### The request:
Print all the entries verbatim.
%%
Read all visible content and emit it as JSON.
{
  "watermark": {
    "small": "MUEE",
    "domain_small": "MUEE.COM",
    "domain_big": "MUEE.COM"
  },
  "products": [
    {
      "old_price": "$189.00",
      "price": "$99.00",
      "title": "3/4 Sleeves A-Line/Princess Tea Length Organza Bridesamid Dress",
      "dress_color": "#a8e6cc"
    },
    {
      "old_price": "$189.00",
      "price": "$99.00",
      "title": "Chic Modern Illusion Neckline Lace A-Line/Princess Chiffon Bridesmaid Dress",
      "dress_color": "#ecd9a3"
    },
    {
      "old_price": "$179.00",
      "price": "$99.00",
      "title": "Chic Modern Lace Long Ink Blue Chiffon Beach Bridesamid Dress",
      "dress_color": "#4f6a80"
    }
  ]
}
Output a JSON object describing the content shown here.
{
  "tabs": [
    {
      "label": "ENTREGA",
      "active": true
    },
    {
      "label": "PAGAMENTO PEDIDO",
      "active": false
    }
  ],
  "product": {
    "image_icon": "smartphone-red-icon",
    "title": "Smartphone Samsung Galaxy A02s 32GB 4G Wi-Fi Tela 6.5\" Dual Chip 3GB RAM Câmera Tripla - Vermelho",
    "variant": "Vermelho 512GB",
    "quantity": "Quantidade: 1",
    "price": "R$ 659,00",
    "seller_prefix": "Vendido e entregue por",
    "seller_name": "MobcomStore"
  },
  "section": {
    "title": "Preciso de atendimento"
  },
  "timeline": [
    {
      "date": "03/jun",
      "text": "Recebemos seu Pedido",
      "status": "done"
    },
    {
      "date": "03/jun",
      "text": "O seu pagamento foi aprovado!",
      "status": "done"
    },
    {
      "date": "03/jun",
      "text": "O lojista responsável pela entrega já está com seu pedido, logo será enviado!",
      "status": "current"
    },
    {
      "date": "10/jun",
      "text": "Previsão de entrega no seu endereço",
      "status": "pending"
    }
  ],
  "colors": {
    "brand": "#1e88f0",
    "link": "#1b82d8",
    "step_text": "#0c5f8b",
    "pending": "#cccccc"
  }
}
%%
### Solution to this exercise:
Read all visible content and emit it as JSON.
{
  "watermark": {
    "small": "MUEE",
    "domain_small": "MUEE.COM",
    "domain_big": "MUEE.COM"
  },
  "products": [
    {
      "old_price": "$189.00",
      "price": "$99.00",
      "title": "3/4 Sleeves A-Line/Princess Tea Length Organza Bridesamid Dress",
      "dress_color": "#a8e6cc"
    },
    {
      "old_price": "$189.00",
      "price": "$99.00",
      "title": "Chic Modern Illusion Neckline Lace A-Line/Princess Chiffon Bridesmaid Dress",
      "dress_color": "#ecd9a3"
    },
    {
      "old_price": "$179.00",
      "price": "$99.00",
      "title": "Chic Modern Lace Long Ink Blue Chiffon Beach Bridesamid Dress",
      "dress_color": "#4f6a80"
    }
  ]
}
Output a JSON object describing the content shown here.
{
  "tabs": [
    {
      "label": "ENTREGA",
      "active": true
    },
    {
      "label": "PAGAMENTO PEDIDO",
      "active": false
    }
  ],
  "product": {
    "image_icon": "smartphone-red-icon",
    "title": "Smartphone Samsung Galaxy A02s 32GB 4G Wi-Fi Tela 6.5\" Dual Chip 3GB RAM Câmera Tripla - Vermelho",
    "variant": "Vermelho 512GB",
    "quantity": "Quantidade: 1",
    "price": "R$ 659,00",
    "seller_prefix": "Vendido e entregue por",
    "seller_name": "MobcomStore"
  },
  "section": {
    "title": "Preciso de atendimento"
  },
  "timeline": [
    {
      "date": "03/jun",
      "text": "Recebemos seu Pedido",
      "status": "done"
    },
    {
      "date": "03/jun",
      "text": "O seu pagamento foi aprovado!",
      "status": "done"
    },
    {
      "date": "03/jun",
      "text": "O lojista responsável pela entrega já está com seu pedido, logo será enviado!",
      "status": "current"
    },
    {
      "date": "10/jun",
      "text": "Previsão de entrega no seu endereço",
      "status": "pending"
    }
  ],
  "colors": {
    "brand": "#1e88f0",
    "link": "#1b82d8",
    "step_text": "#0c5f8b",
    "pending": "#cccccc"
  }
}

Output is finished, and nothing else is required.